* [Stated exercise]: Below are some records: retype them all exactly, but not the pictures.

------ Records provided ------

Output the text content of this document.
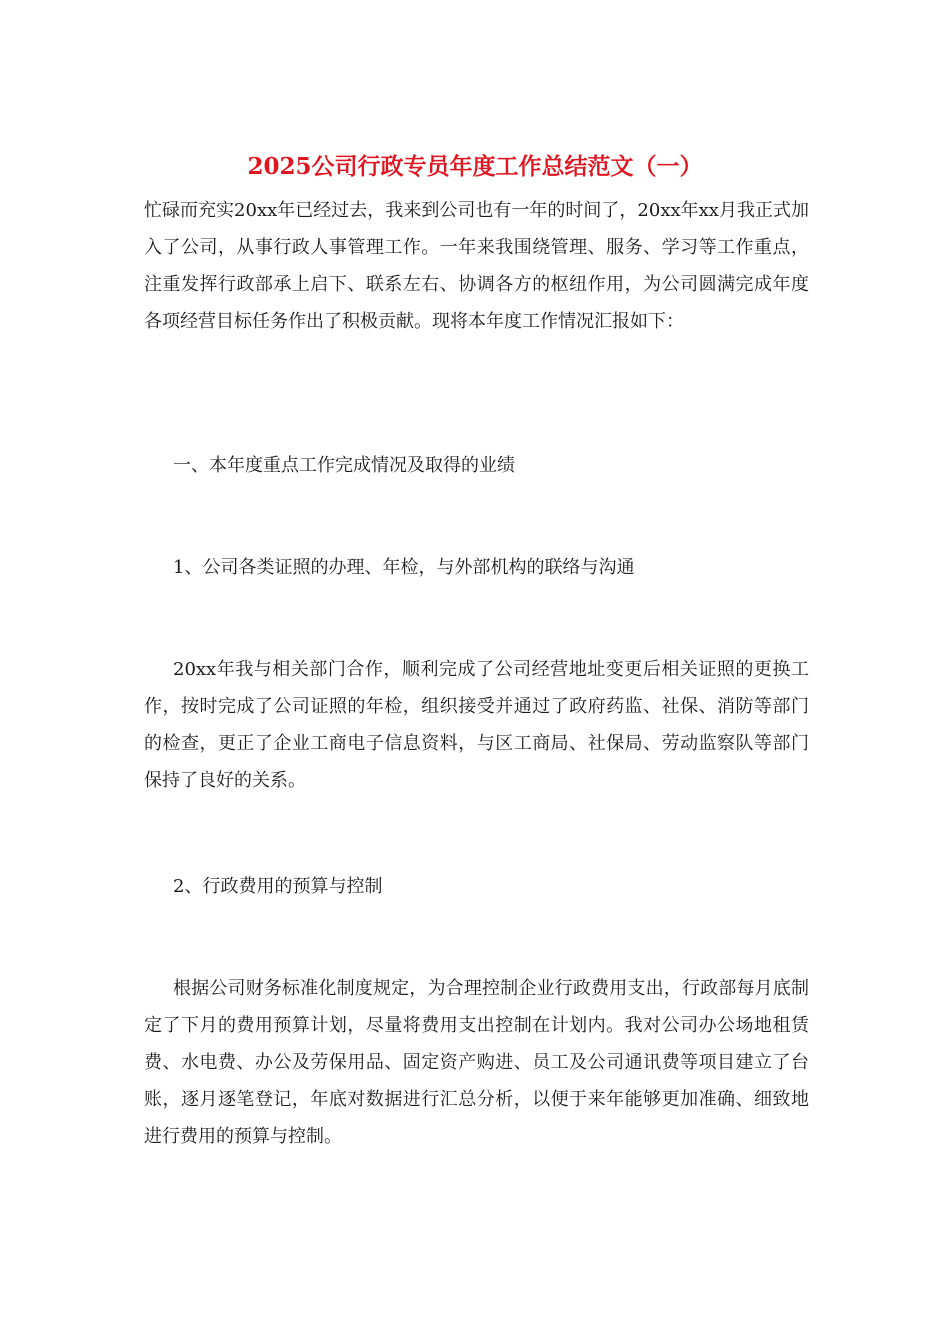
2025公司行政专员年度工作总结范文（一）

忙碌而充实20xx年已经过去，我来到公司也有一年的时间了，20xx年xx月我正式加入了公司，从事行政人事管理工作。一年来我围绕管理、服务、学习等工作重点，注重发挥行政部承上启下、联系左右、协调各方的枢纽作用，为公司圆满完成年度各项经营目标任务作出了积极贡献。现将本年度工作情况汇报如下：

一、本年度重点工作完成情况及取得的业绩

1、公司各类证照的办理、年检，与外部机构的联络与沟通

20xx年我与相关部门合作，顺利完成了公司经营地址变更后相关证照的更换工作，按时完成了公司证照的年检，组织接受并通过了政府药监、社保、消防等部门的检查，更正了企业工商电子信息资料，与区工商局、社保局、劳动监察队等部门保持了良好的关系。

2、行政费用的预算与控制

根据公司财务标准化制度规定，为合理控制企业行政费用支出，行政部每月底制定了下月的费用预算计划，尽量将费用支出控制在计划内。我对公司办公场地租赁费、水电费、办公及劳保用品、固定资产购进、员工及公司通讯费等项目建立了台账，逐月逐笔登记，年底对数据进行汇总分析，以便于来年能够更加准确、细致地进行费用的预算与控制。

------

* [Output]:
Output the text content of this document.
2025公司行政专员年度工作总结范文（一）

忙碌而充实20xx年已经过去，我来到公司也有一年的时间了，20xx年xx月我正式加入了公司，从事行政人事管理工作。一年来我围绕管理、服务、学习等工作重点，注重发挥行政部承上启下、联系左右、协调各方的枢纽作用，为公司圆满完成年度各项经营目标任务作出了积极贡献。现将本年度工作情况汇报如下：

一、本年度重点工作完成情况及取得的业绩

1、公司各类证照的办理、年检，与外部机构的联络与沟通

20xx年我与相关部门合作，顺利完成了公司经营地址变更后相关证照的更换工作，按时完成了公司证照的年检，组织接受并通过了政府药监、社保、消防等部门的检查，更正了企业工商电子信息资料，与区工商局、社保局、劳动监察队等部门保持了良好的关系。

2、行政费用的预算与控制

根据公司财务标准化制度规定，为合理控制企业行政费用支出，行政部每月底制定了下月的费用预算计划，尽量将费用支出控制在计划内。我对公司办公场地租赁费、水电费、办公及劳保用品、固定资产购进、员工及公司通讯费等项目建立了台账，逐月逐笔登记，年底对数据进行汇总分析，以便于来年能够更加准确、细致地进行费用的预算与控制。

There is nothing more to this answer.